TAREA: Prosigue el texto sobre las grandes presas hidroeléctricas de China a partir de su última oración.

La presa de las Tres Gargantas, reconocida como una de las construcciones más grandes del mundo, ha ganado notoriedad no solo por su tamaño, sino también por su impacto en la rotación de la Tierra, desplazando su eje de rotación. Investigaciones de la NASA documentaron que el giro del planeta se ha desacelerado en 0.06 microsegundos por día, debido a la masa de aproximadamente 40,000 millones de metros cúbicos de agua que contiene.
China ha anunciado planes para construir lo que se espera sea la presa hidroeléctrica más grande del mundo, ubicada en el borde oriental de la meseta tibetana. Este proyecto, con un presupuesto previsto de al menos 170,000 millones de dólares, superará en ambición a la presa de las Tres Gargantas. La nueva instalación, cuya denominación aún no se ha definido, constará de cinco centrales hidroeléctricas en cascada, que se proyecta producirán 300,000 millones de kilovatios-hora de electricidad al año, cifra equivalente al consumo energético de Gran Bretaña en 2024.

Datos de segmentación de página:

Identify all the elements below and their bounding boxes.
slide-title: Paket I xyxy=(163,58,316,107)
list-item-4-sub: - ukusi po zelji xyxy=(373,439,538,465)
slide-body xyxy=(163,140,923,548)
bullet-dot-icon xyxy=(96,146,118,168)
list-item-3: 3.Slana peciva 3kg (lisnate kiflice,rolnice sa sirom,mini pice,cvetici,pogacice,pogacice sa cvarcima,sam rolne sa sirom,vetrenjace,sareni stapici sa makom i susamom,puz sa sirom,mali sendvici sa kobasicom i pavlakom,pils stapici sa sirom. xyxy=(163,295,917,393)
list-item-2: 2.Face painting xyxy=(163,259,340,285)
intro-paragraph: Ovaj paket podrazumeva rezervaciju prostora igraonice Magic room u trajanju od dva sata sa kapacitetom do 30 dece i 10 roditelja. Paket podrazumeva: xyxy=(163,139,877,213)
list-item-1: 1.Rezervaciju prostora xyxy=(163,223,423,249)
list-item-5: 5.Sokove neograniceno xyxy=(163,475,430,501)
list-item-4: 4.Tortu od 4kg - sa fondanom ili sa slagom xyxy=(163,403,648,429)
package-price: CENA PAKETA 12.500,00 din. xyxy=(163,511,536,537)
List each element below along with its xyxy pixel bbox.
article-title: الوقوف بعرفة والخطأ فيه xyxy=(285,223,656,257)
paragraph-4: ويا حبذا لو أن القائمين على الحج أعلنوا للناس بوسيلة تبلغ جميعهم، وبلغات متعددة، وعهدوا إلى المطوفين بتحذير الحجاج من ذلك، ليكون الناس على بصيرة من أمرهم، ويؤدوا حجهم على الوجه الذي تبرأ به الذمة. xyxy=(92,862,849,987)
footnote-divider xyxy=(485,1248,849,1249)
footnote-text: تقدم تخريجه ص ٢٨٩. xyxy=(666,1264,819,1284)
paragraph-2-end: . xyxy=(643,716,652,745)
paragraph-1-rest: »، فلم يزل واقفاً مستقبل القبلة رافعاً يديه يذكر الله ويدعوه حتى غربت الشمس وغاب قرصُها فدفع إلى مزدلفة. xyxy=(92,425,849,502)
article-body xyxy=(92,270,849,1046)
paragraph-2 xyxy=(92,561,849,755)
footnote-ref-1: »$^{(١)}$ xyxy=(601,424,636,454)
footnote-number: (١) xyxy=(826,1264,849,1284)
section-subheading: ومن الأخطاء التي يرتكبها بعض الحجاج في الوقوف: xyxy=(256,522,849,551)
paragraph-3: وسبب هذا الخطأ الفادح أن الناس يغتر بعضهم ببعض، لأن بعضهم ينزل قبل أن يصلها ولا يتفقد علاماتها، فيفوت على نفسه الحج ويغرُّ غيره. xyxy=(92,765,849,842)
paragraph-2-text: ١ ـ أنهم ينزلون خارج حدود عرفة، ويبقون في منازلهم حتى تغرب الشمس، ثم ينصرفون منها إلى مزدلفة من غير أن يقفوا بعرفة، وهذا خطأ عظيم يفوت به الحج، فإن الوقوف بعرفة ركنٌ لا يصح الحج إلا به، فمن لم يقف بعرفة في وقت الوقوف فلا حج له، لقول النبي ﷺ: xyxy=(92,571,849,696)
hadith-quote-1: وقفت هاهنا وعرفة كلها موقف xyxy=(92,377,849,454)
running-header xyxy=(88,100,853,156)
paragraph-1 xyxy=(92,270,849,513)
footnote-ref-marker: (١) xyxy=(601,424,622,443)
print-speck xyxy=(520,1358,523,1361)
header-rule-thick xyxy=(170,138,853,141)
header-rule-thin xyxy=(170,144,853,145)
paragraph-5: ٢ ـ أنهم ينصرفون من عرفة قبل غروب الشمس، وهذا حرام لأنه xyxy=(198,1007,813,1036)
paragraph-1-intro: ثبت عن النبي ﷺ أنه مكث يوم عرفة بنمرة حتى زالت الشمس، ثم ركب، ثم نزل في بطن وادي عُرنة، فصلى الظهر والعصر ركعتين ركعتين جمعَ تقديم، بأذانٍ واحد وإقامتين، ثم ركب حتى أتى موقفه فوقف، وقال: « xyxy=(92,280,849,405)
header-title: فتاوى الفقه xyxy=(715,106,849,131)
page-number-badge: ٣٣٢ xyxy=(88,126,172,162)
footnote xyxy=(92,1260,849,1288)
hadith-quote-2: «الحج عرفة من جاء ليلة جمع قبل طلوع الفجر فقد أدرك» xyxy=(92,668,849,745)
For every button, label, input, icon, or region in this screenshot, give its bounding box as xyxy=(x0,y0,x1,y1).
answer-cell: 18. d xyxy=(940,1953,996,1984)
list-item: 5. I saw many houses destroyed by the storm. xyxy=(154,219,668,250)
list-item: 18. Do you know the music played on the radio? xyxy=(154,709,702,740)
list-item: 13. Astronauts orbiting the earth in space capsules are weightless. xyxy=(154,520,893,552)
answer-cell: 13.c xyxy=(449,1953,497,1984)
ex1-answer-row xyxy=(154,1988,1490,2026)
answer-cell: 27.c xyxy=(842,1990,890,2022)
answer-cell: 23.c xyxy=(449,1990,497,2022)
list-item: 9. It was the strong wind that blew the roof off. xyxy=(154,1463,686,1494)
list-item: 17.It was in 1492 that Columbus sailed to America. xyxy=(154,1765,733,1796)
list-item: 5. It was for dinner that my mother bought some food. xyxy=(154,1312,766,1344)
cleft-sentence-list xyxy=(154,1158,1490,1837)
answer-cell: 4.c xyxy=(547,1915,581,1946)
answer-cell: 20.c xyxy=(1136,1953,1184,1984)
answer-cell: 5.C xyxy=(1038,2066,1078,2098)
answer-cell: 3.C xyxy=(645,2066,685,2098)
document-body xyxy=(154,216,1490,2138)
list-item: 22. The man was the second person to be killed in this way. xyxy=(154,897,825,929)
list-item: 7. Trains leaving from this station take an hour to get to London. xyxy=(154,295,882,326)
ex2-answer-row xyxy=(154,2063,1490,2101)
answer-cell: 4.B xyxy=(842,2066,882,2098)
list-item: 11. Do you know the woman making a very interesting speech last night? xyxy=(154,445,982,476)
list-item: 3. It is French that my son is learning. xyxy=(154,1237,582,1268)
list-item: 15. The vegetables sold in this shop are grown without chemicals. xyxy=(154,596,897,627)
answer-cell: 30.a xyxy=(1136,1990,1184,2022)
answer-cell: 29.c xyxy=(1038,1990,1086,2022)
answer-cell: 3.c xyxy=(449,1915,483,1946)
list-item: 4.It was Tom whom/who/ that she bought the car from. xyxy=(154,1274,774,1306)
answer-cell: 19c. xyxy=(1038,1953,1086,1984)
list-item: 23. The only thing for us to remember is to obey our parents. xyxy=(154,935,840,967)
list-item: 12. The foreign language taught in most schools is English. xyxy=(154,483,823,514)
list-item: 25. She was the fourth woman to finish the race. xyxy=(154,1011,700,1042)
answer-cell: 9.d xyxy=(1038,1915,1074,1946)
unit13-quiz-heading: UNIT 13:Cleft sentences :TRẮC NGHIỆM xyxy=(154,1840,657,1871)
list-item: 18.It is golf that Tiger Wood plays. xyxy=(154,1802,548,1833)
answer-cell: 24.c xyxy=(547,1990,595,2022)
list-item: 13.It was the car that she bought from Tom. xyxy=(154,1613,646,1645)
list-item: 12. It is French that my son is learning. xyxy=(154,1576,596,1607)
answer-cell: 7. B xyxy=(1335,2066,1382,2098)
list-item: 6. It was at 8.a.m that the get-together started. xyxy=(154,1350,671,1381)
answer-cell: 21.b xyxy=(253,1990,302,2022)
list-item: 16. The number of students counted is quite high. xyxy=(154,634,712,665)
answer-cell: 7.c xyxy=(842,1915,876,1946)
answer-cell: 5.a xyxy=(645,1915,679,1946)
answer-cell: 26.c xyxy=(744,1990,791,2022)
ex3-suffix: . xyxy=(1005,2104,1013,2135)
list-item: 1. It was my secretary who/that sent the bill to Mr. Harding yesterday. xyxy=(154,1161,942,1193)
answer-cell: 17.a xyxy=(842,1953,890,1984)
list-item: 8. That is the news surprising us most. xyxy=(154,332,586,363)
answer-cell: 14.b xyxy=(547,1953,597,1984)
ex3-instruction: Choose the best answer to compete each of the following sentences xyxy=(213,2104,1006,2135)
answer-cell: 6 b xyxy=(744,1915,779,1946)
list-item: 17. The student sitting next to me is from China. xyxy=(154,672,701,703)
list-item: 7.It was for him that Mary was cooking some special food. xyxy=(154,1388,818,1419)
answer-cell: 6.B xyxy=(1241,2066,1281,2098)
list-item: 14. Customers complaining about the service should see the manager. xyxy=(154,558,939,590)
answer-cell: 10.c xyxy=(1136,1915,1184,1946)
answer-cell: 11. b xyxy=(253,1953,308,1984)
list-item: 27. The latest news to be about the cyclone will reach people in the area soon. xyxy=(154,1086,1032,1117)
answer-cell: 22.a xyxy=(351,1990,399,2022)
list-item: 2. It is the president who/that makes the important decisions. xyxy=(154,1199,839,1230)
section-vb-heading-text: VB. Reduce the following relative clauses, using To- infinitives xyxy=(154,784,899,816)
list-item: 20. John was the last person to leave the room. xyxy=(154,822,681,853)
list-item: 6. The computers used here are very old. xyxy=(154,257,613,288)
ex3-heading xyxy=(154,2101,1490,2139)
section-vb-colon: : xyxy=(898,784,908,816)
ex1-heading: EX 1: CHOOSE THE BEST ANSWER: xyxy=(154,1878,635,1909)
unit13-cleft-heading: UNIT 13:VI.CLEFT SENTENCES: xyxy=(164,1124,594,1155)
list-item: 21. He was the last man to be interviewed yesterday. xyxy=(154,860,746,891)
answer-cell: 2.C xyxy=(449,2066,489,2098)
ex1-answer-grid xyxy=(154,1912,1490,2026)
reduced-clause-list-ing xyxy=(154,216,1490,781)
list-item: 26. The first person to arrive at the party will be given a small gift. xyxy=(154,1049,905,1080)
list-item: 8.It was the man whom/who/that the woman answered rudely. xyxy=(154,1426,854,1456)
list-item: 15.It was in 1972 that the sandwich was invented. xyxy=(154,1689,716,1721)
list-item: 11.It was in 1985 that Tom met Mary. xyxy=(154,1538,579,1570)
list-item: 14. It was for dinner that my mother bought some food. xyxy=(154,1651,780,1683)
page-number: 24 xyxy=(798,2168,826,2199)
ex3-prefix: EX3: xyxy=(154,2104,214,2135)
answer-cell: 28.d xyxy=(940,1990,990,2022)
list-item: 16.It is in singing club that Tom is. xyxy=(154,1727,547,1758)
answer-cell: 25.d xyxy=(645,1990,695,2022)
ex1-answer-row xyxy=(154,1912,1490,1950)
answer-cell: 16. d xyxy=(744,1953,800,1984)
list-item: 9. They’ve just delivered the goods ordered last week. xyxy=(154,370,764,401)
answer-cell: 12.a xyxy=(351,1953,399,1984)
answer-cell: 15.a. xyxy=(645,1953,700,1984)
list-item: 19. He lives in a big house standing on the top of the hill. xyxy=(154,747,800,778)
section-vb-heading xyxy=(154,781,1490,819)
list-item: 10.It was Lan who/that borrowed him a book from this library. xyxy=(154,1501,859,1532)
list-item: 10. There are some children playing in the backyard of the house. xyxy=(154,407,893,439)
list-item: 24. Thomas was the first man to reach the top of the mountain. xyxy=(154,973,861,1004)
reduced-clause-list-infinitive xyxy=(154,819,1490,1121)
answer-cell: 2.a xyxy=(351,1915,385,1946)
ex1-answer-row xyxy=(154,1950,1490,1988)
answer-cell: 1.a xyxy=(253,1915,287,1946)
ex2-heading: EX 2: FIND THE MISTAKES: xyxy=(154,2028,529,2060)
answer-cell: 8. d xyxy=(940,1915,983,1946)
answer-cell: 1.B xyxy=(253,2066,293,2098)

RESPUESTA:
La presa se construirá en el curso bajo del río Yarlung Tsangpo, donde el desnivel alcanza los 2,000 metros en apenas 50 kilómetros, lo que representa un gran potencial para la generación de energía. No obstante, el proyecto ha suscitado preocupaciones internacionales. Tanto India como Bangladesh han manifestado su inquietud respecto al impacto que esta obra podría tener sobre las comunidades que residen río abajo. Diversas organizaciones no gubernamentales también han denunciado los riesgos ambientales en una de las regiones más diversas y ricas del planeta.
El gobierno chino asegura que la nueva presa contribuirá a satisfacer la demanda eléctrica del Tíbet y del resto del país, sin afectar significativamente el suministro hídrico en las áreas adyacentes ni comprometer el medio ambiente. Se anticipa que comenzará a funcionar en la década de 2030, a la que el Primer Ministro chino se refirió como «el proyecto del siglo», subrayando la necesidad de priorizar la conservación ecológica para mitigar daños ambientales.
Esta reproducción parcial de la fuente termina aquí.